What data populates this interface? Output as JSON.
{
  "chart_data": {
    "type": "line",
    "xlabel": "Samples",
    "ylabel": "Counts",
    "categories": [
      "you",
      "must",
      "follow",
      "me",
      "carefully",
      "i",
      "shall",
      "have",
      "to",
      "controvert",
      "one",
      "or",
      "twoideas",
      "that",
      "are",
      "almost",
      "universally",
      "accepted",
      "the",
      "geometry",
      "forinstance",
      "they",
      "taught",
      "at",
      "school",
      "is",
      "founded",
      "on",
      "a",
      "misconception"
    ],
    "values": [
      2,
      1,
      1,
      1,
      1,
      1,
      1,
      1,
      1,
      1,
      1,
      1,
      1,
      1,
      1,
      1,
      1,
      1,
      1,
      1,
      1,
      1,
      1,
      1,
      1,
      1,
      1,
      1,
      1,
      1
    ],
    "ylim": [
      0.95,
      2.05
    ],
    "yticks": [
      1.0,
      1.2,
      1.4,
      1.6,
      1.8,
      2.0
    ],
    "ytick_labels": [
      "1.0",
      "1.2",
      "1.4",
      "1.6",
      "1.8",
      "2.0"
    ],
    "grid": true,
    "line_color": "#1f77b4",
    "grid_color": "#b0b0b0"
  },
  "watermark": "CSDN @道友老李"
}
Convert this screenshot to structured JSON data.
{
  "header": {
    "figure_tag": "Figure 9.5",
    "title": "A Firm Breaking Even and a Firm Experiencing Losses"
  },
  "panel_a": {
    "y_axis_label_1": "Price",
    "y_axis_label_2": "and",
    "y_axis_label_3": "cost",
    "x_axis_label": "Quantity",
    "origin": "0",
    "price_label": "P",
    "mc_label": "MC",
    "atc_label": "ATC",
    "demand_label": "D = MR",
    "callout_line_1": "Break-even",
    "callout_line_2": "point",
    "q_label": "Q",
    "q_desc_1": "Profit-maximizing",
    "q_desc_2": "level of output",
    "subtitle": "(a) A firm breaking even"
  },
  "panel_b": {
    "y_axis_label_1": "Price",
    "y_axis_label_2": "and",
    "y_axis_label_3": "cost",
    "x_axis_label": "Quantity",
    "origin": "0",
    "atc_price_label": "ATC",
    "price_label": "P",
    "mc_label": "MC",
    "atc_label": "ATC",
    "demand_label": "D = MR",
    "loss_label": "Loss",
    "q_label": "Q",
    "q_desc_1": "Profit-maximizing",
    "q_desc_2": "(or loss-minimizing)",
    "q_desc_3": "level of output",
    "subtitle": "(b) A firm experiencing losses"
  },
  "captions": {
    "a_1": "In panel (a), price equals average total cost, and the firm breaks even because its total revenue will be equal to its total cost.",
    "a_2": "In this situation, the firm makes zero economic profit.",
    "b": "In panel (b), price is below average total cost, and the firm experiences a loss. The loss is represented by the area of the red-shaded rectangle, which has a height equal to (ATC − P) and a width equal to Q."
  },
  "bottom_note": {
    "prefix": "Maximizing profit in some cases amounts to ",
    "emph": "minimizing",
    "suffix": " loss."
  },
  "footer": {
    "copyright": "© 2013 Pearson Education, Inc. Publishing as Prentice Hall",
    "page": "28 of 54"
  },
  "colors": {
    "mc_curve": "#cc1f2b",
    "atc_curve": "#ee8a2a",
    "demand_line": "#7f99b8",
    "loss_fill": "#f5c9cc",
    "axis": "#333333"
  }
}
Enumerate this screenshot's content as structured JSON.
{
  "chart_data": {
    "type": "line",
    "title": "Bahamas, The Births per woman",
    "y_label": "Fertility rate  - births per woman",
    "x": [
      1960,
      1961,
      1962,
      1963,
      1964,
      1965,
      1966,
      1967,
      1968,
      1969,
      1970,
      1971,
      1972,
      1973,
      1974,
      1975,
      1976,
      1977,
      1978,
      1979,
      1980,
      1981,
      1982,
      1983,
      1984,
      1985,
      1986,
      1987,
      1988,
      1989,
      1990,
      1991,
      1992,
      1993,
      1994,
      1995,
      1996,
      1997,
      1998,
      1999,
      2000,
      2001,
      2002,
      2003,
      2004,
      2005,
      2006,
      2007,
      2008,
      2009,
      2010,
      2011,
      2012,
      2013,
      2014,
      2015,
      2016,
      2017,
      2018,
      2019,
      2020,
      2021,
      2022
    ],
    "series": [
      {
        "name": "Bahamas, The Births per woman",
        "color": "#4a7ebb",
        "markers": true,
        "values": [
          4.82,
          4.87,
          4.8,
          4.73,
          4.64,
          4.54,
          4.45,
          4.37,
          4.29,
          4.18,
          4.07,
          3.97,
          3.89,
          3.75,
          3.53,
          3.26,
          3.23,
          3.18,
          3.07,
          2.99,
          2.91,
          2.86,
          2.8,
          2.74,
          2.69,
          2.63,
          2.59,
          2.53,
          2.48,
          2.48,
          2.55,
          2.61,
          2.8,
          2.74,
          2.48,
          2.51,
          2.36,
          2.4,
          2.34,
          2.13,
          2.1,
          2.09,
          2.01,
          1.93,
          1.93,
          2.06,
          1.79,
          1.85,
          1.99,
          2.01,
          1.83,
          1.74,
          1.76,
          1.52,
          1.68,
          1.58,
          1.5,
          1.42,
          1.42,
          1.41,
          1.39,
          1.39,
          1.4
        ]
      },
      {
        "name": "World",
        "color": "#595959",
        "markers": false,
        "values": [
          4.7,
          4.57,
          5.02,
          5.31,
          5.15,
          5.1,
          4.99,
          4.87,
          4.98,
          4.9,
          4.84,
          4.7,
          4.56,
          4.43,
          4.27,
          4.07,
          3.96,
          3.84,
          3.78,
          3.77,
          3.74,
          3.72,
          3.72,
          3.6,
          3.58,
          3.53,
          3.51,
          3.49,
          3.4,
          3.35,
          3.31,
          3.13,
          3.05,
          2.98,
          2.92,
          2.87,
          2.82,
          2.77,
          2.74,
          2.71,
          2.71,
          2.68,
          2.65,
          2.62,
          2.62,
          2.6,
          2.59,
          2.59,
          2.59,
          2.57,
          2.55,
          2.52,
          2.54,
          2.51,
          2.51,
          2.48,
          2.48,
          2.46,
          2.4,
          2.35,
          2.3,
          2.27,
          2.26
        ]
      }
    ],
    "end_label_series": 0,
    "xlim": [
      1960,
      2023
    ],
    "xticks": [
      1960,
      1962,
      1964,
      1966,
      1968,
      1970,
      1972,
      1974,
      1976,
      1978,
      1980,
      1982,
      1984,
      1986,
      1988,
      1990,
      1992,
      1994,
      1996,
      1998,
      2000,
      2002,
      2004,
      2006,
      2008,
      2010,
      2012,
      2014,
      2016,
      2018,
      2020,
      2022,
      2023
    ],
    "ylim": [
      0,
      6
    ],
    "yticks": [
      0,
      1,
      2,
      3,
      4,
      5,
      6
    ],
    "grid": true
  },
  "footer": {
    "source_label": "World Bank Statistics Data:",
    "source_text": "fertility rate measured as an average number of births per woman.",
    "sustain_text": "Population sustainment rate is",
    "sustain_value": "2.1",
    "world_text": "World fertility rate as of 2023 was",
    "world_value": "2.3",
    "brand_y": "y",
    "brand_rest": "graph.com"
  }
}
------------------------------------------------------------
Stated task:
What is the number of lines in the data that hold the string "name"? Answer with the number only.

Response to this exercise:
2